* begin Records to process *

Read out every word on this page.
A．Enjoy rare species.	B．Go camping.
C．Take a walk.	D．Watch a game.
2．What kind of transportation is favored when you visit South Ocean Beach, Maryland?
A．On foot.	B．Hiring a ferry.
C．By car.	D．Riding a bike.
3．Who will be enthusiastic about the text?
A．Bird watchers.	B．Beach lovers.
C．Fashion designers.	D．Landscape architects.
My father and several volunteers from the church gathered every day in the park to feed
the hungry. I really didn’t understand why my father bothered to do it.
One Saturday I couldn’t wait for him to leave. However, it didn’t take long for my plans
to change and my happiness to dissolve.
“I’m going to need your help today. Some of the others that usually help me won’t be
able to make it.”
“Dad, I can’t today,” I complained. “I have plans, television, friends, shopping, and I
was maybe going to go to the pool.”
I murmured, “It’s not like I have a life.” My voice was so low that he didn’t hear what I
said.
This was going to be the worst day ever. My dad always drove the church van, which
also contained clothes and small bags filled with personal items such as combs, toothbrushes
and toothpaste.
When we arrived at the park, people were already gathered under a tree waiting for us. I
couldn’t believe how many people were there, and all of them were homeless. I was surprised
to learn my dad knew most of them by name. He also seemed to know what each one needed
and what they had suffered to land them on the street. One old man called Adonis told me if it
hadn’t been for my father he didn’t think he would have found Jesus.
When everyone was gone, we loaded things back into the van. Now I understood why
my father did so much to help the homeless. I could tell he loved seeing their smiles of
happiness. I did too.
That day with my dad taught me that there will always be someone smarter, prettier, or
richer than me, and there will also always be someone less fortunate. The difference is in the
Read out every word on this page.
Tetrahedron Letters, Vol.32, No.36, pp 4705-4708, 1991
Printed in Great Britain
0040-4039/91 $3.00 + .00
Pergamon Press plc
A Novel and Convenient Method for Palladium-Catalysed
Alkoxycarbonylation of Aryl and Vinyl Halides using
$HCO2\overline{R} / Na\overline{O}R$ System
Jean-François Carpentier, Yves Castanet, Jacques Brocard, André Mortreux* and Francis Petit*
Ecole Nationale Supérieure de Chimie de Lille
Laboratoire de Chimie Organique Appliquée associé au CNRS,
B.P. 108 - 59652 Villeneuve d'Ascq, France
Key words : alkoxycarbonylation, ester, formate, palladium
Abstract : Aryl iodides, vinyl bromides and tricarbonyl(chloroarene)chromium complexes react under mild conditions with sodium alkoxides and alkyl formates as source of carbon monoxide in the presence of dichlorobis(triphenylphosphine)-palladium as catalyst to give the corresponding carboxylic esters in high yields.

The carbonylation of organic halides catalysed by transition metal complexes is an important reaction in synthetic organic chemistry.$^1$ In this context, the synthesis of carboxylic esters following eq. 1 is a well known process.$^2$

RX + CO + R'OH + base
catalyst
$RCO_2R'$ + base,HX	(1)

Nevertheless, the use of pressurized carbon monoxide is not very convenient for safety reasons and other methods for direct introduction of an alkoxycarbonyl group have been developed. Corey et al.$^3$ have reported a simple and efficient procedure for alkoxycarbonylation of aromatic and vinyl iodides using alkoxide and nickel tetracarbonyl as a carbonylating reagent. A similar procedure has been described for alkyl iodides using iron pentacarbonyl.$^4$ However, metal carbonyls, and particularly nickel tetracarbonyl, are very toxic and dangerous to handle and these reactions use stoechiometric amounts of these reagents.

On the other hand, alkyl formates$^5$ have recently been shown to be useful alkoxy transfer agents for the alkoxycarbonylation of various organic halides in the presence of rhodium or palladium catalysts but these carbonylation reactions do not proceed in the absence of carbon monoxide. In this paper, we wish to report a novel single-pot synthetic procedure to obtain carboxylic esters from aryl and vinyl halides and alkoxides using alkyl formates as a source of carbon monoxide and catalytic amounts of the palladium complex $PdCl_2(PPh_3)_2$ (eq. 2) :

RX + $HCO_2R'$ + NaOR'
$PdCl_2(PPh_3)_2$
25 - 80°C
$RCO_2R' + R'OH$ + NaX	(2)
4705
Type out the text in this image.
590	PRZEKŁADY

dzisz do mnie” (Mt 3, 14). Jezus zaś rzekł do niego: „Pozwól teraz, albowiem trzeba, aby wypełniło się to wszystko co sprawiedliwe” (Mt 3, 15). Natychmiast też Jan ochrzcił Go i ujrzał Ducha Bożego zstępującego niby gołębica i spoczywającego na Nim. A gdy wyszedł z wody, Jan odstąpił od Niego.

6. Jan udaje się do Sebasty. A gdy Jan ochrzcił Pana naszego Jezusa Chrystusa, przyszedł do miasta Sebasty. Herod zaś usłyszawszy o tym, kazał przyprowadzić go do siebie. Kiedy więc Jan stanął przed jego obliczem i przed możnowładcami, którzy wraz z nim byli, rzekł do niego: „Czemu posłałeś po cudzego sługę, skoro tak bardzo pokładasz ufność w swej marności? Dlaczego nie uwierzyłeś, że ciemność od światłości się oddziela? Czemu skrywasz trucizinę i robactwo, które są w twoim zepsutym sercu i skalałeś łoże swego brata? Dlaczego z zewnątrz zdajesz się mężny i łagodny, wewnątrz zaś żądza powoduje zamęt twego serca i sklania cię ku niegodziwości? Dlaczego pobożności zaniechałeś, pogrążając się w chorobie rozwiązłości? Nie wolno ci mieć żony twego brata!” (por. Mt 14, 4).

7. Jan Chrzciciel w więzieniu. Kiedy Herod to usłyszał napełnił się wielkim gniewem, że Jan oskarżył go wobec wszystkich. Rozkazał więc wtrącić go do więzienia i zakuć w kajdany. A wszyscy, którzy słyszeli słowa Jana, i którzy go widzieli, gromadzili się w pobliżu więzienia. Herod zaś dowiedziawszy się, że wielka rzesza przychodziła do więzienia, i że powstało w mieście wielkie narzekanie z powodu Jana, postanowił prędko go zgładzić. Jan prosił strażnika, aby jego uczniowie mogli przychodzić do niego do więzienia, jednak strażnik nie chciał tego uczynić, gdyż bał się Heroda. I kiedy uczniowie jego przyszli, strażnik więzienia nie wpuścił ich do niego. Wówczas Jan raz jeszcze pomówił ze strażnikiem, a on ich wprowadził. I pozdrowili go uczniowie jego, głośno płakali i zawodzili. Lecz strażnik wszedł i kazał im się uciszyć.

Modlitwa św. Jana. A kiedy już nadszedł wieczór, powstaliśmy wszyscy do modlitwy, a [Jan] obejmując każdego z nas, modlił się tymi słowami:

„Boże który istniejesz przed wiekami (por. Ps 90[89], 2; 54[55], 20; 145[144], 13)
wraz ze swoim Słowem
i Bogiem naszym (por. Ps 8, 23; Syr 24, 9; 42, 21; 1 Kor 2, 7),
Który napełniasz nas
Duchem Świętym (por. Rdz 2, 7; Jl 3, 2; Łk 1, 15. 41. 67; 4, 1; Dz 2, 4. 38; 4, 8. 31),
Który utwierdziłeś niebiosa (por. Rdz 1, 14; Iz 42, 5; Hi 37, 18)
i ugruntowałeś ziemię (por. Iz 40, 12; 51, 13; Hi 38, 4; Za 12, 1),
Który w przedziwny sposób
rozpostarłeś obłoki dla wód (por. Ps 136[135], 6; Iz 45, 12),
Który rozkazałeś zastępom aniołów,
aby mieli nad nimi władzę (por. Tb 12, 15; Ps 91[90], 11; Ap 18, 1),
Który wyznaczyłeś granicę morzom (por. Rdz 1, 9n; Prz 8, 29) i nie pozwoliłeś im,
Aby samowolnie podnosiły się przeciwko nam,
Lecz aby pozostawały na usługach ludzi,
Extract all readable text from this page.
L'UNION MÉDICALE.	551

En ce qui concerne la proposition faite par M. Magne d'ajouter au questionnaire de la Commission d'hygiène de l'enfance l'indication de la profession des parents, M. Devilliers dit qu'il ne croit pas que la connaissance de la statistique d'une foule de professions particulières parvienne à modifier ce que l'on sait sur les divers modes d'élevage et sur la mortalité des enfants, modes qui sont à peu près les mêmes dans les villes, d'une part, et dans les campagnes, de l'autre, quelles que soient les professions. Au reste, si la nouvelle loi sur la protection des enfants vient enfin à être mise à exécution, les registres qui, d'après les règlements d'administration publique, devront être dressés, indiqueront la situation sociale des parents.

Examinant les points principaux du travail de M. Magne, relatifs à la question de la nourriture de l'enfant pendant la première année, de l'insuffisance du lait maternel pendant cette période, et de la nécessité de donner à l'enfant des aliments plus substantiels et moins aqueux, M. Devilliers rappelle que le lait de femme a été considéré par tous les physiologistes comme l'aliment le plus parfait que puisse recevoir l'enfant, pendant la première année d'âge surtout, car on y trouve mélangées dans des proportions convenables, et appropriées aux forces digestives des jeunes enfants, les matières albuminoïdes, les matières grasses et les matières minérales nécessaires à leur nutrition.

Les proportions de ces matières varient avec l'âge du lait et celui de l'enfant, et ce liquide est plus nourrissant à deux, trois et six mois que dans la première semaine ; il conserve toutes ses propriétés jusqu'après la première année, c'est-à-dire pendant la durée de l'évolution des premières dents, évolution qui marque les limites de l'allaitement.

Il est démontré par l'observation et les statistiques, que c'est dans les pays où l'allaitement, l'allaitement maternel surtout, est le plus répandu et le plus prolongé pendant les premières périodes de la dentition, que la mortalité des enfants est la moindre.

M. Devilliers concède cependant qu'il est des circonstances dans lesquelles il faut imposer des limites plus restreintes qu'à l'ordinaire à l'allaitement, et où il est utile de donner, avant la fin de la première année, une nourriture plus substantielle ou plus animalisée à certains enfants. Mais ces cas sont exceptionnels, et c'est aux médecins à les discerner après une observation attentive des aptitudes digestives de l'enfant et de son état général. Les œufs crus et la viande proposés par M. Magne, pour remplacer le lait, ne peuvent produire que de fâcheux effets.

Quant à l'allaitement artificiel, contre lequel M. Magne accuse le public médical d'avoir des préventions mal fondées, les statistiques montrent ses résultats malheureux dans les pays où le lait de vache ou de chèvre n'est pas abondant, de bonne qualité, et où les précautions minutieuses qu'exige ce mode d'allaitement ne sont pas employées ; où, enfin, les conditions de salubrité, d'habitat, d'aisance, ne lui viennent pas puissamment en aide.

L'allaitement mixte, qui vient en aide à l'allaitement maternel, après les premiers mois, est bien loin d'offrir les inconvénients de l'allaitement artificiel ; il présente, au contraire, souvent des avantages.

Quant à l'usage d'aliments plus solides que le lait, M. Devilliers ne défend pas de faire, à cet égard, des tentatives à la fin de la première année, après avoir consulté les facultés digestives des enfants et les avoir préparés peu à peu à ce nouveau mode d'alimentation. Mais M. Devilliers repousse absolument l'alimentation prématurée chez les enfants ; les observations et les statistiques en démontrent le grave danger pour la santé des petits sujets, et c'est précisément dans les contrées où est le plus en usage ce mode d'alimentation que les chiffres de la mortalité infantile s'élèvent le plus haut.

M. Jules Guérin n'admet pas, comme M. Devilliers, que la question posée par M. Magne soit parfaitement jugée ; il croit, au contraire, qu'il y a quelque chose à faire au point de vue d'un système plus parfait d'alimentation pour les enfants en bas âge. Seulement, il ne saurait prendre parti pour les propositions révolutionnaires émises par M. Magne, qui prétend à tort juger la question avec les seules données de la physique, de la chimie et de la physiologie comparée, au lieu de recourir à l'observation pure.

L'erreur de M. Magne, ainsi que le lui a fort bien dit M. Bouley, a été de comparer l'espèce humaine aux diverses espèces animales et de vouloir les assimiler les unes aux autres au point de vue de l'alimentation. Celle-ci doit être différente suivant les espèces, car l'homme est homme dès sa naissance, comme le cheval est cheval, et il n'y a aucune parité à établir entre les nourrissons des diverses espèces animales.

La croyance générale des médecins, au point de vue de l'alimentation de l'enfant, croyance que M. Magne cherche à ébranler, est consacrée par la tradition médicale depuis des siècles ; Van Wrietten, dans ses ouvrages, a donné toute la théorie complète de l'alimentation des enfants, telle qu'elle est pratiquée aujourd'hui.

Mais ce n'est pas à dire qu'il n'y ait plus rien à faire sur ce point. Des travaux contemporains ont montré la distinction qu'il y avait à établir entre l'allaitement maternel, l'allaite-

* end Records to process *

Set exercise: List all lines from the entries that include the word "always".

Exercise response:
This was going to be the worst day ever. My dad always drove the church van, which
That day with my dad taught me that there will always be someone smarter, prettier, or
richer than me, and there will also always be someone less fortunate. The difference is in the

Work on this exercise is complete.